(Data entries)
** Start **

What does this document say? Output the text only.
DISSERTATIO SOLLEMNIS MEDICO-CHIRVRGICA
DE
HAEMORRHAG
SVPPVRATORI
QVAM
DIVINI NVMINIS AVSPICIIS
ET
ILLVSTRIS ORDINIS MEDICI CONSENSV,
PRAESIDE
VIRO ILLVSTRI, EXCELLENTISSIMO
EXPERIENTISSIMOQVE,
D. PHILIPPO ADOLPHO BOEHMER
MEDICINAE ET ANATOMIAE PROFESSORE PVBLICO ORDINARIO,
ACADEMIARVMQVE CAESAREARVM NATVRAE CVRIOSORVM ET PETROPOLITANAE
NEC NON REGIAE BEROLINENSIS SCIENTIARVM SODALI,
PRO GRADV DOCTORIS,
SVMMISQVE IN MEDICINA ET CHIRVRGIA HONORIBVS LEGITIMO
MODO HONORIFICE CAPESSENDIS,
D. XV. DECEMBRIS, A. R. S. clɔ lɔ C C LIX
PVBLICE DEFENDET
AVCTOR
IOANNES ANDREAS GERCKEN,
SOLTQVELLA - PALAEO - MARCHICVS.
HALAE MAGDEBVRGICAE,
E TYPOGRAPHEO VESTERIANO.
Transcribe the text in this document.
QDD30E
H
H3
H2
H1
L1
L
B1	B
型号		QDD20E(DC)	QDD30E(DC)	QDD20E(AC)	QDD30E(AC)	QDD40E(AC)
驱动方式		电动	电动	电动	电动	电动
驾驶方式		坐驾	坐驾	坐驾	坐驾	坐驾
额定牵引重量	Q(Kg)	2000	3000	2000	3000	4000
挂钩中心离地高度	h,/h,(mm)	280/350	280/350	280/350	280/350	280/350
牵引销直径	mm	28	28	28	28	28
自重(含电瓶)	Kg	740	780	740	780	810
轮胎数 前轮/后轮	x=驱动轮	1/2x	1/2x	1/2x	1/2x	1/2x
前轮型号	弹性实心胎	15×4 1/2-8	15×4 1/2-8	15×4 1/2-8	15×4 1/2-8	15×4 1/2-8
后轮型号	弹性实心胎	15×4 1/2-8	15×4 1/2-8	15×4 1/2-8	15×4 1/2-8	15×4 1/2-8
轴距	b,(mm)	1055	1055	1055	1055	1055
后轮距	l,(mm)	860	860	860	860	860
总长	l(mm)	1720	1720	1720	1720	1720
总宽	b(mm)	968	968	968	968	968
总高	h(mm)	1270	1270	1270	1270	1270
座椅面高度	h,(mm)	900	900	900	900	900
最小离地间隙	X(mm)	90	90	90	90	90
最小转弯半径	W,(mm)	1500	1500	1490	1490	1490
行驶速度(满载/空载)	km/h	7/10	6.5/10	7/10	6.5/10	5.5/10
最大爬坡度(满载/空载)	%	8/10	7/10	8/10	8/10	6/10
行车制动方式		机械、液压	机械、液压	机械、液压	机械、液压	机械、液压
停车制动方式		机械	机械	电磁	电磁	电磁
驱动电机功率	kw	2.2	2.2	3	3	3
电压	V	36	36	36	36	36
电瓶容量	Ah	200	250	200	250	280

** End **

EXERCISE PROMPT: Copy every line of the material, please, keeping it exactly the same.

SOLUTION TO THIS EXERCISE:
What does this document say? Output the text only.
DISSERTATIO SOLLEMNIS MEDICO-CHIRVRGICA
DE
HAEMORRHAG
SVPPVRATORI
QVAM
DIVINI NVMINIS AVSPICIIS
ET
ILLVSTRIS ORDINIS MEDICI CONSENSV,
PRAESIDE
VIRO ILLVSTRI, EXCELLENTISSIMO
EXPERIENTISSIMOQVE,
D. PHILIPPO ADOLPHO BOEHMER
MEDICINAE ET ANATOMIAE PROFESSORE PVBLICO ORDINARIO,
ACADEMIARVMQVE CAESAREARVM NATVRAE CVRIOSORVM ET PETROPOLITANAE
NEC NON REGIAE BEROLINENSIS SCIENTIARVM SODALI,
PRO GRADV DOCTORIS,
SVMMISQVE IN MEDICINA ET CHIRVRGIA HONORIBVS LEGITIMO
MODO HONORIFICE CAPESSENDIS,
D. XV. DECEMBRIS, A. R. S. clɔ lɔ C C LIX
PVBLICE DEFENDET
AVCTOR
IOANNES ANDREAS GERCKEN,
SOLTQVELLA - PALAEO - MARCHICVS.
HALAE MAGDEBVRGICAE,
E TYPOGRAPHEO VESTERIANO.
Transcribe the text in this document.
QDD30E
H
H3
H2
H1
L1
L
B1	B
型号		QDD20E(DC)	QDD30E(DC)	QDD20E(AC)	QDD30E(AC)	QDD40E(AC)
驱动方式		电动	电动	电动	电动	电动
驾驶方式		坐驾	坐驾	坐驾	坐驾	坐驾
额定牵引重量	Q(Kg)	2000	3000	2000	3000	4000
挂钩中心离地高度	h,/h,(mm)	280/350	280/350	280/350	280/350	280/350
牵引销直径	mm	28	28	28	28	28
自重(含电瓶)	Kg	740	780	740	780	810
轮胎数 前轮/后轮	x=驱动轮	1/2x	1/2x	1/2x	1/2x	1/2x
前轮型号	弹性实心胎	15×4 1/2-8	15×4 1/2-8	15×4 1/2-8	15×4 1/2-8	15×4 1/2-8
后轮型号	弹性实心胎	15×4 1/2-8	15×4 1/2-8	15×4 1/2-8	15×4 1/2-8	15×4 1/2-8
轴距	b,(mm)	1055	1055	1055	1055	1055
后轮距	l,(mm)	860	860	860	860	860
总长	l(mm)	1720	1720	1720	1720	1720
总宽	b(mm)	968	968	968	968	968
总高	h(mm)	1270	1270	1270	1270	1270
座椅面高度	h,(mm)	900	900	900	900	900
最小离地间隙	X(mm)	90	90	90	90	90
最小转弯半径	W,(mm)	1500	1500	1490	1490	1490
行驶速度(满载/空载)	km/h	7/10	6.5/10	7/10	6.5/10	5.5/10
最大爬坡度(满载/空载)	%	8/10	7/10	8/10	8/10	6/10
行车制动方式		机械、液压	机械、液压	机械、液压	机械、液压	机械、液压
停车制动方式		机械	机械	电磁	电磁	电磁
驱动电机功率	kw	2.2	2.2	3	3	3
电压	V	36	36	36	36	36
电瓶容量	Ah	200	250	200	250	280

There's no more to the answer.